-- WHAT IS EXPECTED --
Which lines below hold the word "title"? Report each one.

:: STORED DATA

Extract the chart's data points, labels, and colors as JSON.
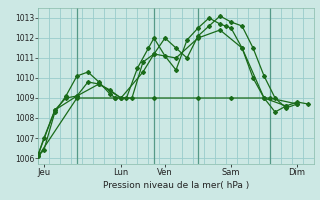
{
  "title": "",
  "xlabel": "Pression niveau de la mer( hPa )",
  "bg_color": "#cce8e4",
  "grid_color": "#99cccc",
  "line_color": "#1a6b1a",
  "ylim": [
    1005.7,
    1013.5
  ],
  "yticks": [
    1006,
    1007,
    1008,
    1009,
    1010,
    1011,
    1012,
    1013
  ],
  "x_tick_labels": [
    "Jeu",
    "Lun",
    "Ven",
    "Sam",
    "Dim"
  ],
  "x_tick_positions": [
    0.5,
    7.5,
    11.5,
    17.5,
    23.5
  ],
  "vline_positions": [
    3.5,
    10.5,
    14.5,
    21.0
  ],
  "xlim": [
    0,
    25
  ],
  "series": [
    {
      "x": [
        0,
        0.5,
        1.5,
        2.5,
        3.5,
        4.5,
        5.5,
        6.5,
        7.0,
        8.0,
        9.0,
        10.0,
        10.5,
        11.5,
        12.5,
        13.5,
        14.5,
        15.5,
        16.5,
        17.0,
        17.5,
        18.5,
        19.5,
        20.5,
        21.5,
        22.5,
        23.5,
        24.5
      ],
      "y": [
        1006.1,
        1006.4,
        1008.3,
        1009.1,
        1010.1,
        1010.3,
        1009.8,
        1009.2,
        1009.0,
        1009.0,
        1010.5,
        1011.5,
        1012.0,
        1011.1,
        1010.4,
        1011.9,
        1012.5,
        1013.0,
        1012.7,
        1012.6,
        1012.5,
        1011.5,
        1010.0,
        1009.0,
        1008.3,
        1008.6,
        1008.8,
        1008.7
      ]
    },
    {
      "x": [
        0,
        0.5,
        1.5,
        2.5,
        3.5,
        4.5,
        5.5,
        6.5,
        7.5,
        8.5,
        9.5,
        10.5,
        11.5,
        12.5,
        13.5,
        14.5,
        15.5,
        16.5,
        17.5,
        18.5,
        19.5,
        20.5,
        21.5,
        22.5,
        23.5
      ],
      "y": [
        1006.2,
        1007.0,
        1008.4,
        1009.0,
        1009.1,
        1009.8,
        1009.7,
        1009.4,
        1009.0,
        1009.0,
        1010.8,
        1011.2,
        1012.0,
        1011.5,
        1011.0,
        1012.1,
        1012.6,
        1013.1,
        1012.8,
        1012.6,
        1011.5,
        1010.1,
        1009.0,
        1008.5,
        1008.7
      ]
    },
    {
      "x": [
        0,
        3.5,
        7.0,
        10.5,
        14.5,
        17.5,
        21.0,
        23.5
      ],
      "y": [
        1006.1,
        1009.0,
        1009.0,
        1009.0,
        1009.0,
        1009.0,
        1009.0,
        1008.7
      ]
    },
    {
      "x": [
        0,
        1.5,
        3.5,
        5.5,
        7.5,
        9.5,
        10.5,
        12.5,
        14.5,
        16.5,
        18.5,
        20.5,
        22.5
      ],
      "y": [
        1006.2,
        1008.4,
        1009.1,
        1009.7,
        1009.0,
        1010.3,
        1011.2,
        1011.0,
        1012.0,
        1012.4,
        1011.5,
        1009.0,
        1008.6
      ]
    }
  ]
}
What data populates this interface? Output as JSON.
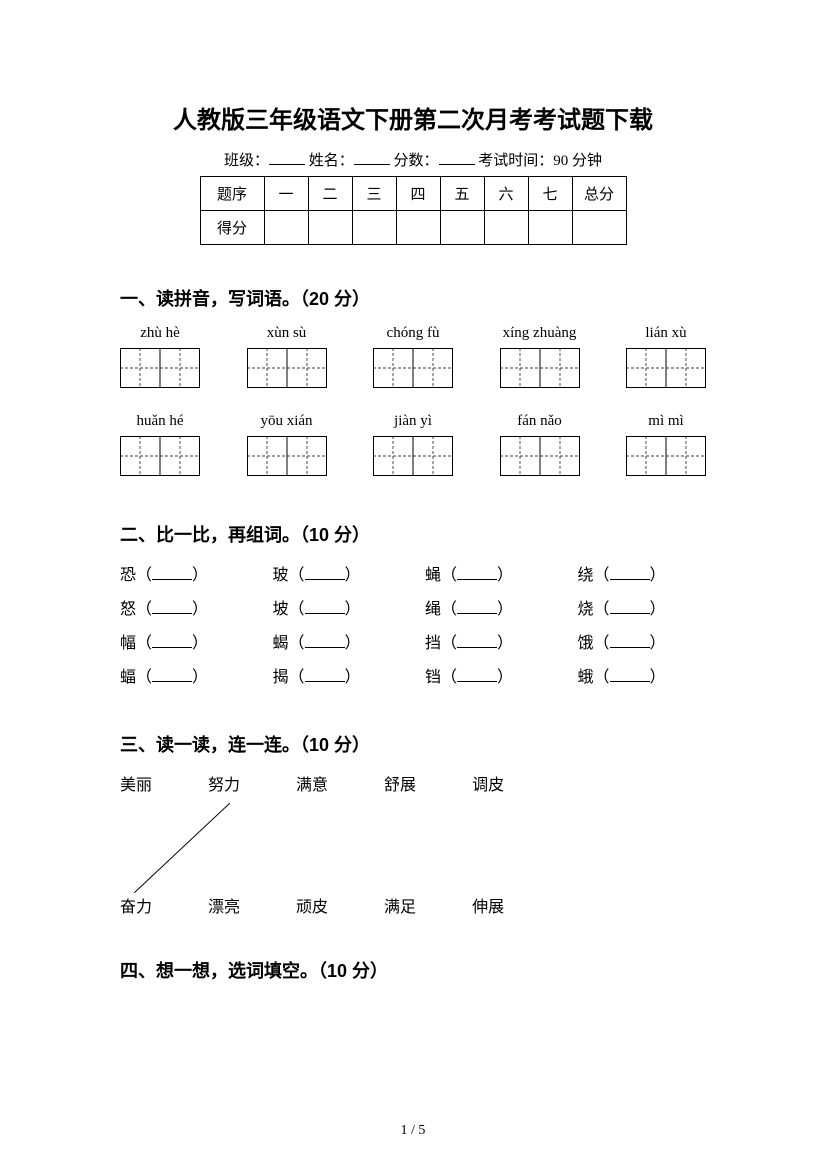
{
  "title": "人教版三年级语文下册第二次月考考试题下载",
  "info": {
    "class_label": "班级：",
    "name_label": "姓名：",
    "score_label": "分数：",
    "time_label": "考试时间：90 分钟"
  },
  "score_table": {
    "row1_label": "题序",
    "cols": [
      "一",
      "二",
      "三",
      "四",
      "五",
      "六",
      "七"
    ],
    "total": "总分",
    "row2_label": "得分"
  },
  "section1": {
    "heading": "一、读拼音，写词语。（20 分）",
    "row1": [
      "zhù hè",
      "xùn sù",
      "chóng fù",
      "xíng zhuàng",
      "lián xù"
    ],
    "row2": [
      "huǎn hé",
      "yōu xián",
      "jiàn yì",
      "fán nǎo",
      "mì mì"
    ]
  },
  "section2": {
    "heading": "二、比一比，再组词。（10 分）",
    "rows": [
      [
        "恐",
        "玻",
        "蝇",
        "绕"
      ],
      [
        "怒",
        "坡",
        "绳",
        "烧"
      ],
      [
        "幅",
        "蝎",
        "挡",
        "饿"
      ],
      [
        "蝠",
        "揭",
        "铛",
        "蛾"
      ]
    ]
  },
  "section3": {
    "heading": "三、读一读，连一连。（10 分）",
    "top": [
      "美丽",
      "努力",
      "满意",
      "舒展",
      "调皮"
    ],
    "bottom": [
      "奋力",
      "漂亮",
      "顽皮",
      "满足",
      "伸展"
    ]
  },
  "section4": {
    "heading": "四、想一想，选词填空。（10 分）"
  },
  "page_num": "1 / 5",
  "charbox": {
    "cell": 40,
    "stroke": "#000000",
    "dash": "3,2"
  }
}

::::

-- FINISHED TASK --
  "title": "",
  "title": "人教版三年级语文下册第二次月考考试题下载",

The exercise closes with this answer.